#### REQUIRED WORK
Take the records underneath and set them down exactly.

===== DATA FOR THE TASK

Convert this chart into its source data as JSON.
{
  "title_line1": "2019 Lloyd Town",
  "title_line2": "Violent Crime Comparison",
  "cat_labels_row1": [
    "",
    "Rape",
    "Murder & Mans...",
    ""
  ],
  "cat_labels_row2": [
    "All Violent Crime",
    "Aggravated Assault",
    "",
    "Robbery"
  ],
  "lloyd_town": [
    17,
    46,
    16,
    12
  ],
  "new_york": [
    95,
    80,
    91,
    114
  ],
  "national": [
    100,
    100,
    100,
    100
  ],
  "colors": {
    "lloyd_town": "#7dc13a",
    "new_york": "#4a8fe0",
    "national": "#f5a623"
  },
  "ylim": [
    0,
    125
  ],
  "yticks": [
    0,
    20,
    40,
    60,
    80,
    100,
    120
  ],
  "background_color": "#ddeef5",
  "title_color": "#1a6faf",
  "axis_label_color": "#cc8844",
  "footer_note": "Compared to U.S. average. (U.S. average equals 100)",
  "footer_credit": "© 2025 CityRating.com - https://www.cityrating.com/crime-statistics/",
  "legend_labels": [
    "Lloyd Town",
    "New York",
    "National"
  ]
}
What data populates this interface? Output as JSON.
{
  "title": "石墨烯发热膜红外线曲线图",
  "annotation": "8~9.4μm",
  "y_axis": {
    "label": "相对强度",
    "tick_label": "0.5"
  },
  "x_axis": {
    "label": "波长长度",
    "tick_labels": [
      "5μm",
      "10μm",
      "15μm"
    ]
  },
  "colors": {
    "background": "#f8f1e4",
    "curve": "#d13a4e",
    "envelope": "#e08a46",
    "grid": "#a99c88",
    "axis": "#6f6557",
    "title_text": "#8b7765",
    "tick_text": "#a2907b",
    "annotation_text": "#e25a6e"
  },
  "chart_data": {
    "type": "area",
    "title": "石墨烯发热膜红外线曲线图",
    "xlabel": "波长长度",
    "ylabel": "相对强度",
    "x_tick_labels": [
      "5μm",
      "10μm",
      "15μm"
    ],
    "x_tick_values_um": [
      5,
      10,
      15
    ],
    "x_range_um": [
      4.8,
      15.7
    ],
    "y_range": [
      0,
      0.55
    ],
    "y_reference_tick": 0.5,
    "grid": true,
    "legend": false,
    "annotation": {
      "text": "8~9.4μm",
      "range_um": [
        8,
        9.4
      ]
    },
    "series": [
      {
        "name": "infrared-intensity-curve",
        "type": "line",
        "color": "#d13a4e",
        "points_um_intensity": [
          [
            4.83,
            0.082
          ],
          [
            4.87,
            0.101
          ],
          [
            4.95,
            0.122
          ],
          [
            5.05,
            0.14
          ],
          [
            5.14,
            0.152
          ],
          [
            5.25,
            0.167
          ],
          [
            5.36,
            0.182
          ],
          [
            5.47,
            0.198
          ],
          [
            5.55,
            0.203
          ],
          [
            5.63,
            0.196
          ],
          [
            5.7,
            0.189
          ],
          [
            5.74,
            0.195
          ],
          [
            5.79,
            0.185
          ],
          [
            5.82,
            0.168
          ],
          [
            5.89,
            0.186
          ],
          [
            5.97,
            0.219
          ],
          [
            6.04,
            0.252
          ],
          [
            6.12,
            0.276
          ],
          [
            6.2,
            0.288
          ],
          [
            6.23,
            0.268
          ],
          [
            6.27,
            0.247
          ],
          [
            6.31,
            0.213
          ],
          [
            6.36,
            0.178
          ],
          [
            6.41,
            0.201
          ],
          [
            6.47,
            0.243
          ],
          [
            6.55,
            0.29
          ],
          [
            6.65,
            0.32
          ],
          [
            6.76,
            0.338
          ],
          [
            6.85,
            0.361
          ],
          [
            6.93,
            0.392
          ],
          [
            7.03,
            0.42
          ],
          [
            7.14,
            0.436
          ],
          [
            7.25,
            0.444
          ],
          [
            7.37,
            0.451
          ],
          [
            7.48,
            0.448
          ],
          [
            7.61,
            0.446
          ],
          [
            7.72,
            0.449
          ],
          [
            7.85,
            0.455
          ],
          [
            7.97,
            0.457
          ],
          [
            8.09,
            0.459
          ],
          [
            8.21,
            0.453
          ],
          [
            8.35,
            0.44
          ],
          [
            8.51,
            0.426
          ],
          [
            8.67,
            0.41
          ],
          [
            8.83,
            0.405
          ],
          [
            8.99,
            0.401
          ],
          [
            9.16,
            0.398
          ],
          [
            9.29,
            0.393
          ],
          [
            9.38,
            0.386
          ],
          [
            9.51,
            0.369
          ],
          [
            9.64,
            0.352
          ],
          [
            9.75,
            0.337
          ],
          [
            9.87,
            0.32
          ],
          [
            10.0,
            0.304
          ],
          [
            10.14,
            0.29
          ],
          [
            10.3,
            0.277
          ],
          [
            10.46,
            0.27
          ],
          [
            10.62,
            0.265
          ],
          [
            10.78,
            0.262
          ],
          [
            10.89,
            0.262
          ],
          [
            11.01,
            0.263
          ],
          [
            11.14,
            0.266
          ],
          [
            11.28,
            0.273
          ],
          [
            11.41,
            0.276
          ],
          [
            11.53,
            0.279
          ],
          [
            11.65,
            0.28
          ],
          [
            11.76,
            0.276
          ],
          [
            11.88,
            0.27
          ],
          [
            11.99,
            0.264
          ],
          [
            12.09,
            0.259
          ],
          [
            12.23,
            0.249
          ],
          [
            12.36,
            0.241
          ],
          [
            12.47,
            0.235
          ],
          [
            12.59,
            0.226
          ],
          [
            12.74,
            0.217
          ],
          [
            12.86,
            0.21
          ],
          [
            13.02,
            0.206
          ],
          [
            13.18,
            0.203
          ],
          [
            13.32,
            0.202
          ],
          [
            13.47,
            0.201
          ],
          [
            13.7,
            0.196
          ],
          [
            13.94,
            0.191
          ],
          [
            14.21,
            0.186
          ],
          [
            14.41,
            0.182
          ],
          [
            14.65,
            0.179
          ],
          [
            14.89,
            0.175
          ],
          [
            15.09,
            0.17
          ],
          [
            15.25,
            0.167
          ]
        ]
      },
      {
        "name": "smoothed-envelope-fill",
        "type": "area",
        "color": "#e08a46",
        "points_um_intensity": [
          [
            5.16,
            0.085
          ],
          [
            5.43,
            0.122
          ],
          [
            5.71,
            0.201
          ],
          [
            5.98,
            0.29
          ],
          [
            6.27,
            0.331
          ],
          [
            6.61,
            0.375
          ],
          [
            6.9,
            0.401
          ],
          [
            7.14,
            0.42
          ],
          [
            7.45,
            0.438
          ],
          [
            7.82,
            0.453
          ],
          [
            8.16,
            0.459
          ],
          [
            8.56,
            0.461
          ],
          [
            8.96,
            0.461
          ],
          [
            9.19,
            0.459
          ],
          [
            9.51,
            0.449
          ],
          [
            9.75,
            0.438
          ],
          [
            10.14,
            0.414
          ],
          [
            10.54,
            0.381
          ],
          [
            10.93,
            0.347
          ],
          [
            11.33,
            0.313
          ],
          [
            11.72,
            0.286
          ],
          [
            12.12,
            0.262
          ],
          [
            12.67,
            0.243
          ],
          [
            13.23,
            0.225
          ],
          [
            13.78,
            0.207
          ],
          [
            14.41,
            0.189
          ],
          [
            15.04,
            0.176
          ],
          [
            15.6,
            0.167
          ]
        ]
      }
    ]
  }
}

==========

#### ANSWER BELOW
Convert this chart into its source data as JSON.
{
  "title_line1": "2019 Lloyd Town",
  "title_line2": "Violent Crime Comparison",
  "cat_labels_row1": [
    "",
    "Rape",
    "Murder & Mans...",
    ""
  ],
  "cat_labels_row2": [
    "All Violent Crime",
    "Aggravated Assault",
    "",
    "Robbery"
  ],
  "lloyd_town": [
    17,
    46,
    16,
    12
  ],
  "new_york": [
    95,
    80,
    91,
    114
  ],
  "national": [
    100,
    100,
    100,
    100
  ],
  "colors": {
    "lloyd_town": "#7dc13a",
    "new_york": "#4a8fe0",
    "national": "#f5a623"
  },
  "ylim": [
    0,
    125
  ],
  "yticks": [
    0,
    20,
    40,
    60,
    80,
    100,
    120
  ],
  "background_color": "#ddeef5",
  "title_color": "#1a6faf",
  "axis_label_color": "#cc8844",
  "footer_note": "Compared to U.S. average. (U.S. average equals 100)",
  "footer_credit": "© 2025 CityRating.com - https://www.cityrating.com/crime-statistics/",
  "legend_labels": [
    "Lloyd Town",
    "New York",
    "National"
  ]
}
What data populates this interface? Output as JSON.
{
  "title": "石墨烯发热膜红外线曲线图",
  "annotation": "8~9.4μm",
  "y_axis": {
    "label": "相对强度",
    "tick_label": "0.5"
  },
  "x_axis": {
    "label": "波长长度",
    "tick_labels": [
      "5μm",
      "10μm",
      "15μm"
    ]
  },
  "colors": {
    "background": "#f8f1e4",
    "curve": "#d13a4e",
    "envelope": "#e08a46",
    "grid": "#a99c88",
    "axis": "#6f6557",
    "title_text": "#8b7765",
    "tick_text": "#a2907b",
    "annotation_text": "#e25a6e"
  },
  "chart_data": {
    "type": "area",
    "title": "石墨烯发热膜红外线曲线图",
    "xlabel": "波长长度",
    "ylabel": "相对强度",
    "x_tick_labels": [
      "5μm",
      "10μm",
      "15μm"
    ],
    "x_tick_values_um": [
      5,
      10,
      15
    ],
    "x_range_um": [
      4.8,
      15.7
    ],
    "y_range": [
      0,
      0.55
    ],
    "y_reference_tick": 0.5,
    "grid": true,
    "legend": false,
    "annotation": {
      "text": "8~9.4μm",
      "range_um": [
        8,
        9.4
      ]
    },
    "series": [
      {
        "name": "infrared-intensity-curve",
        "type": "line",
        "color": "#d13a4e",
        "points_um_intensity": [
          [
            4.83,
            0.082
          ],
          [
            4.87,
            0.101
          ],
          [
            4.95,
            0.122
          ],
          [
            5.05,
            0.14
          ],
          [
            5.14,
            0.152
          ],
          [
            5.25,
            0.167
          ],
          [
            5.36,
            0.182
          ],
          [
            5.47,
            0.198
          ],
          [
            5.55,
            0.203
          ],
          [
            5.63,
            0.196
          ],
          [
            5.7,
            0.189
          ],
          [
            5.74,
            0.195
          ],
          [
            5.79,
            0.185
          ],
          [
            5.82,
            0.168
          ],
          [
            5.89,
            0.186
          ],
          [
            5.97,
            0.219
          ],
          [
            6.04,
            0.252
          ],
          [
            6.12,
            0.276
          ],
          [
            6.2,
            0.288
          ],
          [
            6.23,
            0.268
          ],
          [
            6.27,
            0.247
          ],
          [
            6.31,
            0.213
          ],
          [
            6.36,
            0.178
          ],
          [
            6.41,
            0.201
          ],
          [
            6.47,
            0.243
          ],
          [
            6.55,
            0.29
          ],
          [
            6.65,
            0.32
          ],
          [
            6.76,
            0.338
          ],
          [
            6.85,
            0.361
          ],
          [
            6.93,
            0.392
          ],
          [
            7.03,
            0.42
          ],
          [
            7.14,
            0.436
          ],
          [
            7.25,
            0.444
          ],
          [
            7.37,
            0.451
          ],
          [
            7.48,
            0.448
          ],
          [
            7.61,
            0.446
          ],
          [
            7.72,
            0.449
          ],
          [
            7.85,
            0.455
          ],
          [
            7.97,
            0.457
          ],
          [
            8.09,
            0.459
          ],
          [
            8.21,
            0.453
          ],
          [
            8.35,
            0.44
          ],
          [
            8.51,
            0.426
          ],
          [
            8.67,
            0.41
          ],
          [
            8.83,
            0.405
          ],
          [
            8.99,
            0.401
          ],
          [
            9.16,
            0.398
          ],
          [
            9.29,
            0.393
          ],
          [
            9.38,
            0.386
          ],
          [
            9.51,
            0.369
          ],
          [
            9.64,
            0.352
          ],
          [
            9.75,
            0.337
          ],
          [
            9.87,
            0.32
          ],
          [
            10.0,
            0.304
          ],
          [
            10.14,
            0.29
          ],
          [
            10.3,
            0.277
          ],
          [
            10.46,
            0.27
          ],
          [
            10.62,
            0.265
          ],
          [
            10.78,
            0.262
          ],
          [
            10.89,
            0.262
          ],
          [
            11.01,
            0.263
          ],
          [
            11.14,
            0.266
          ],
          [
            11.28,
            0.273
          ],
          [
            11.41,
            0.276
          ],
          [
            11.53,
            0.279
          ],
          [
            11.65,
            0.28
          ],
          [
            11.76,
            0.276
          ],
          [
            11.88,
            0.27
          ],
          [
            11.99,
            0.264
          ],
          [
            12.09,
            0.259
          ],
          [
            12.23,
            0.249
          ],
          [
            12.36,
            0.241
          ],
          [
            12.47,
            0.235
          ],
          [
            12.59,
            0.226
          ],
          [
            12.74,
            0.217
          ],
          [
            12.86,
            0.21
          ],
          [
            13.02,
            0.206
          ],
          [
            13.18,
            0.203
          ],
          [
            13.32,
            0.202
          ],
          [
            13.47,
            0.201
          ],
          [
            13.7,
            0.196
          ],
          [
            13.94,
            0.191
          ],
          [
            14.21,
            0.186
          ],
          [
            14.41,
            0.182
          ],
          [
            14.65,
            0.179
          ],
          [
            14.89,
            0.175
          ],
          [
            15.09,
            0.17
          ],
          [
            15.25,
            0.167
          ]
        ]
      },
      {
        "name": "smoothed-envelope-fill",
        "type": "area",
        "color": "#e08a46",
        "points_um_intensity": [
          [
            5.16,
            0.085
          ],
          [
            5.43,
            0.122
          ],
          [
            5.71,
            0.201
          ],
          [
            5.98,
            0.29
          ],
          [
            6.27,
            0.331
          ],
          [
            6.61,
            0.375
          ],
          [
            6.9,
            0.401
          ],
          [
            7.14,
            0.42
          ],
          [
            7.45,
            0.438
          ],
          [
            7.82,
            0.453
          ],
          [
            8.16,
            0.459
          ],
          [
            8.56,
            0.461
          ],
          [
            8.96,
            0.461
          ],
          [
            9.19,
            0.459
          ],
          [
            9.51,
            0.449
          ],
          [
            9.75,
            0.438
          ],
          [
            10.14,
            0.414
          ],
          [
            10.54,
            0.381
          ],
          [
            10.93,
            0.347
          ],
          [
            11.33,
            0.313
          ],
          [
            11.72,
            0.286
          ],
          [
            12.12,
            0.262
          ],
          [
            12.67,
            0.243
          ],
          [
            13.23,
            0.225
          ],
          [
            13.78,
            0.207
          ],
          [
            14.41,
            0.189
          ],
          [
            15.04,
            0.176
          ],
          [
            15.6,
            0.167
          ]
        ]
      }
    ]
  }
}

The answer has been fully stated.